▸ WHAT TO DO:
Some lines in the listing below may include the string "crosshair". How many are there? Give only the number.

● ● ●

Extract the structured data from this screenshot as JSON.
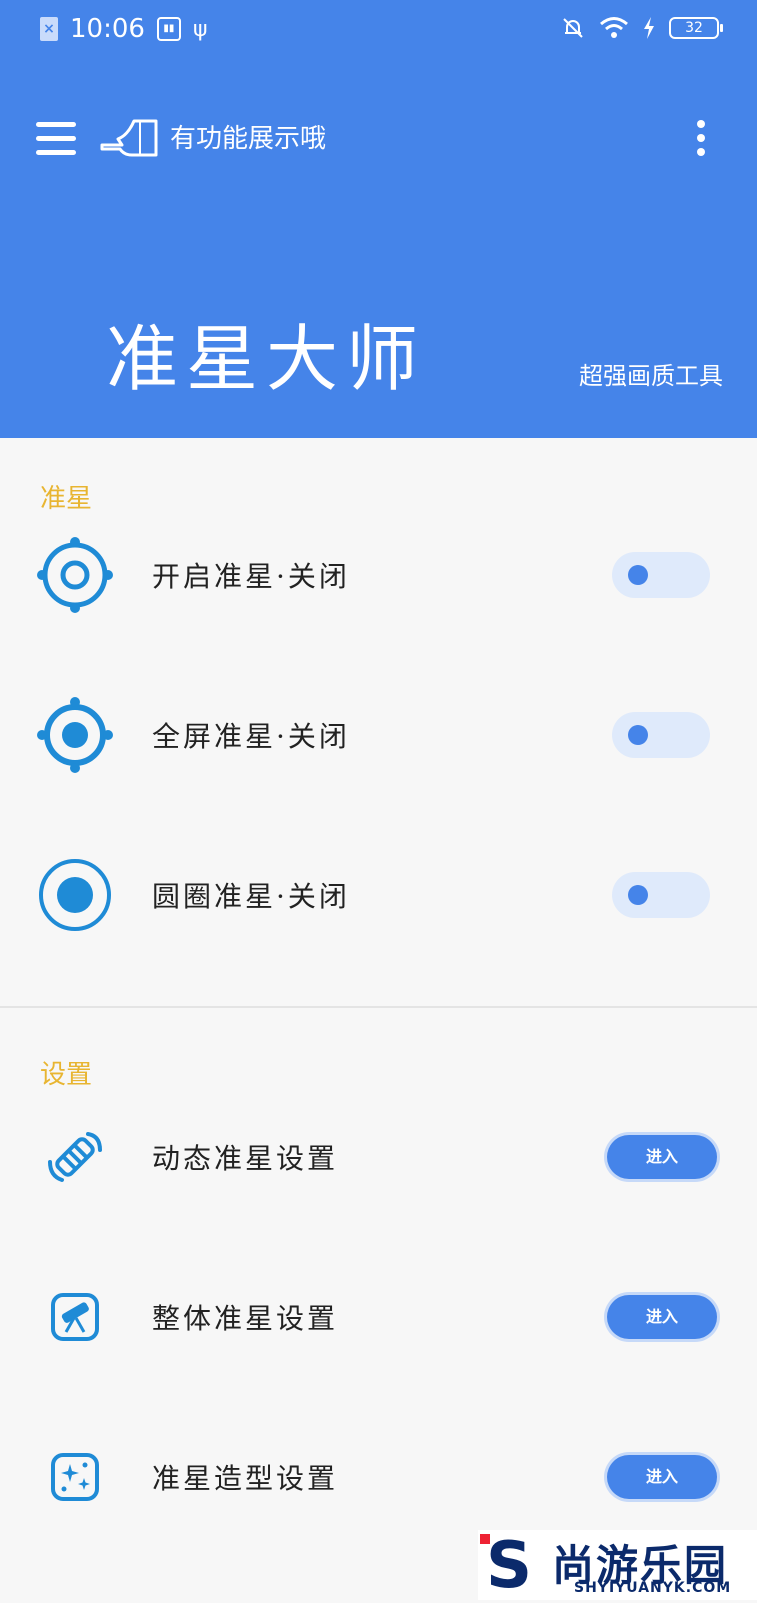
{
  "status_bar": {
    "time": "10:06",
    "battery": "32"
  },
  "header": {
    "hint": "有功能展示哦",
    "title": "准星大师",
    "subtitle": "超强画质工具"
  },
  "sections": [
    {
      "title": "准星",
      "items": [
        {
          "label": "开启准星·关闭",
          "icon": "crosshair-ring-icon",
          "control": "toggle",
          "on": false
        },
        {
          "label": "全屏准星·关闭",
          "icon": "crosshair-dot-icon",
          "control": "toggle",
          "on": false
        },
        {
          "label": "圆圈准星·关闭",
          "icon": "circle-target-icon",
          "control": "toggle",
          "on": false
        }
      ]
    },
    {
      "title": "设置",
      "items": [
        {
          "label": "动态准星设置",
          "icon": "satellite-icon",
          "control": "button",
          "button_label": "进入"
        },
        {
          "label": "整体准星设置",
          "icon": "telescope-icon",
          "control": "button",
          "button_label": "进入"
        },
        {
          "label": "准星造型设置",
          "icon": "sparkle-icon",
          "control": "button",
          "button_label": "进入"
        }
      ]
    }
  ],
  "watermark": {
    "letter": "S",
    "name": "尚游乐园",
    "domain": "SHYIYUANYK.COM"
  },
  "colors": {
    "accent": "#4584e9",
    "section_title": "#e8b531",
    "toggle_track": "#dfeafb"
  }
}
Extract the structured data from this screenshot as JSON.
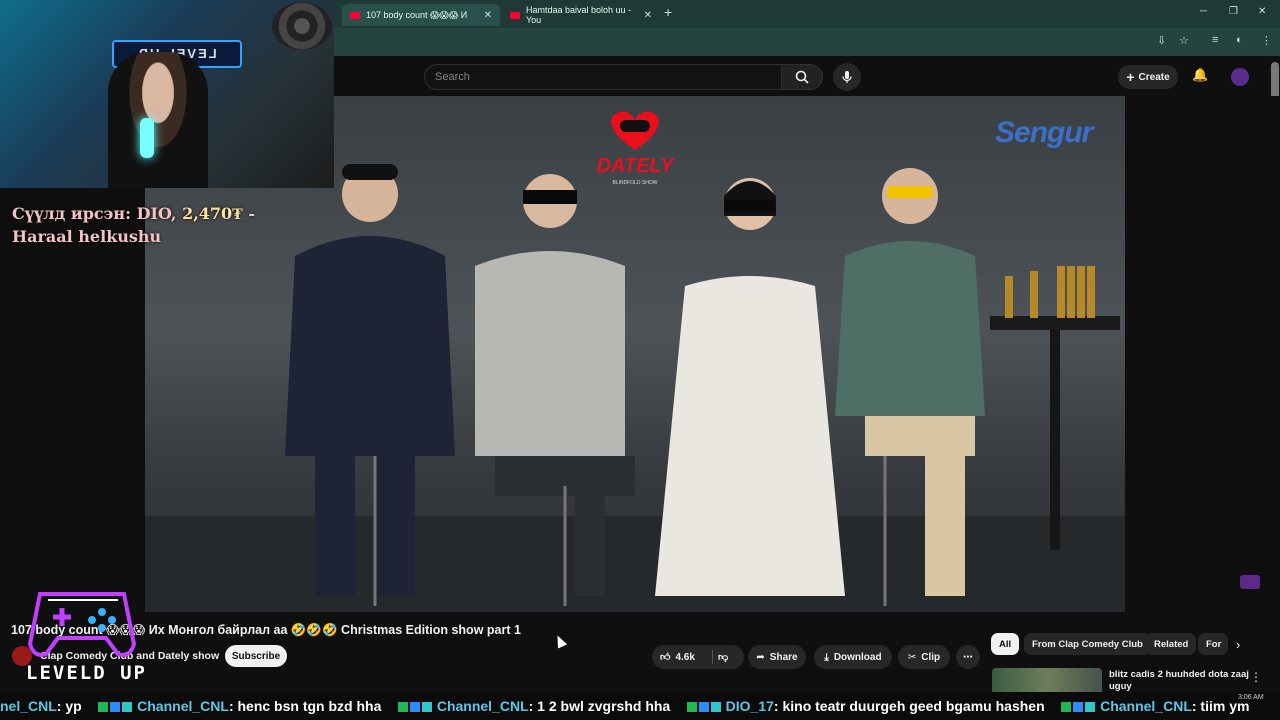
{
  "browser": {
    "tabs": [
      {
        "title": "107 body count 😱😱😱 И",
        "active": true
      },
      {
        "title": "Hamtdaa baival boloh uu - You",
        "active": false
      }
    ],
    "new_tab_icon": "plus-icon",
    "window_controls": [
      "─",
      "❐",
      "✕"
    ]
  },
  "youtube": {
    "search_placeholder": "Search",
    "create_label": "Create",
    "video": {
      "title": "107 body count 😱😱😱 Их Монгол байрлал аа 🤣🤣🤣 Christmas Edition show part 1",
      "channel": "Clap Comedy Club and Dately show",
      "subscribe_label": "Subscribe",
      "likes": "4.6k",
      "share_label": "Share",
      "download_label": "Download",
      "clip_label": "Clip",
      "logo_dately": "DATELY",
      "logo_dately_sub": "BLINDFOLD SHOW",
      "logo_sengur": "Sengur"
    },
    "chips": [
      "All",
      "From Clap Comedy Club",
      "Related",
      "For"
    ],
    "recommendation": {
      "title": "blitz cadis 2 huuhded dota zaaj uguy"
    }
  },
  "stream_overlay": {
    "donation_prefix": "Сүүлд ирсэн: DIO, ",
    "donation_amount": "2,470₮",
    "donation_suffix": " -",
    "donation_name": "Haraal helkushu",
    "logo_text": "LEVELD UP",
    "webcam_sign": "LEVEL UP",
    "clock": "3:06 AM"
  },
  "chat_ticker": [
    {
      "user": "nel_CNL",
      "msg": ": yp"
    },
    {
      "user": "Channel_CNL",
      "msg": ": henc bsn tgn bzd hha"
    },
    {
      "user": "Channel_CNL",
      "msg": ": 1 2 bwl zvgrshd hha"
    },
    {
      "user": "DIO_17",
      "msg": ": kino teatr duurgeh geed bgamu hashen"
    },
    {
      "user": "Channel_CNL",
      "msg": ": tiim ym"
    }
  ],
  "colors": {
    "accent_red": "#ff0033",
    "tab_bar": "#1f3a36",
    "ticker_user": "#5fc6e6"
  }
}
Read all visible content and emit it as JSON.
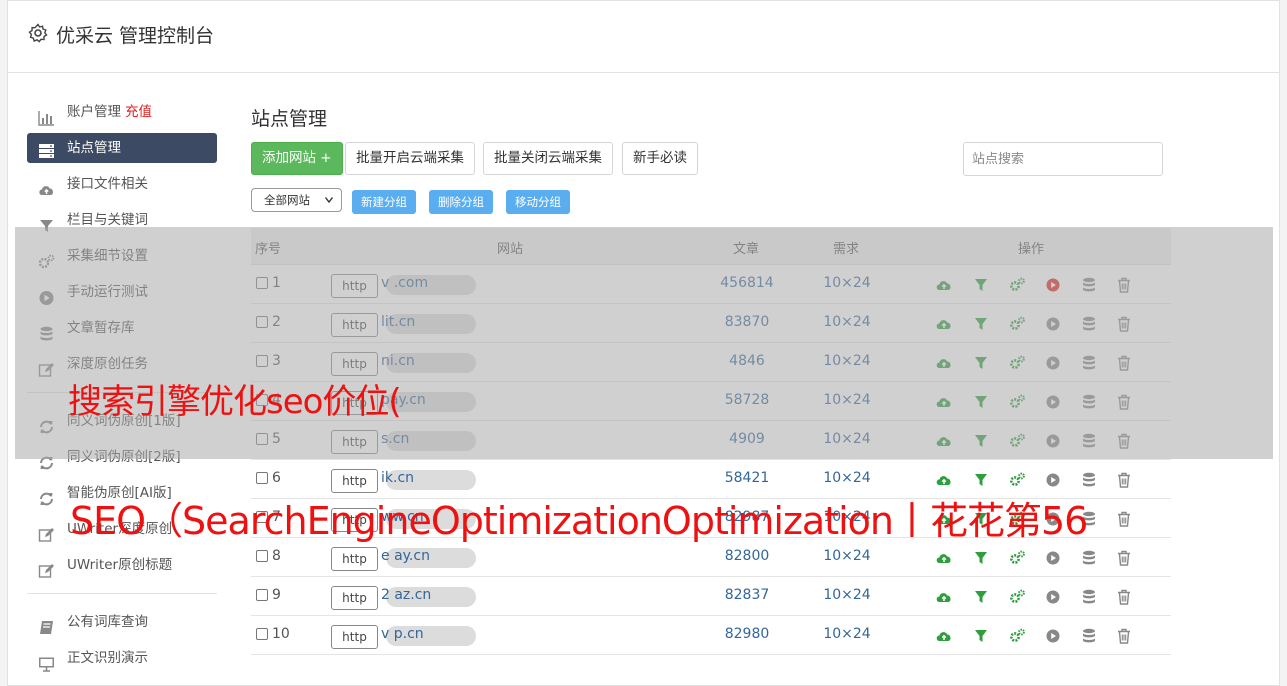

● ● ●

▸ TASK SOLUTION:
2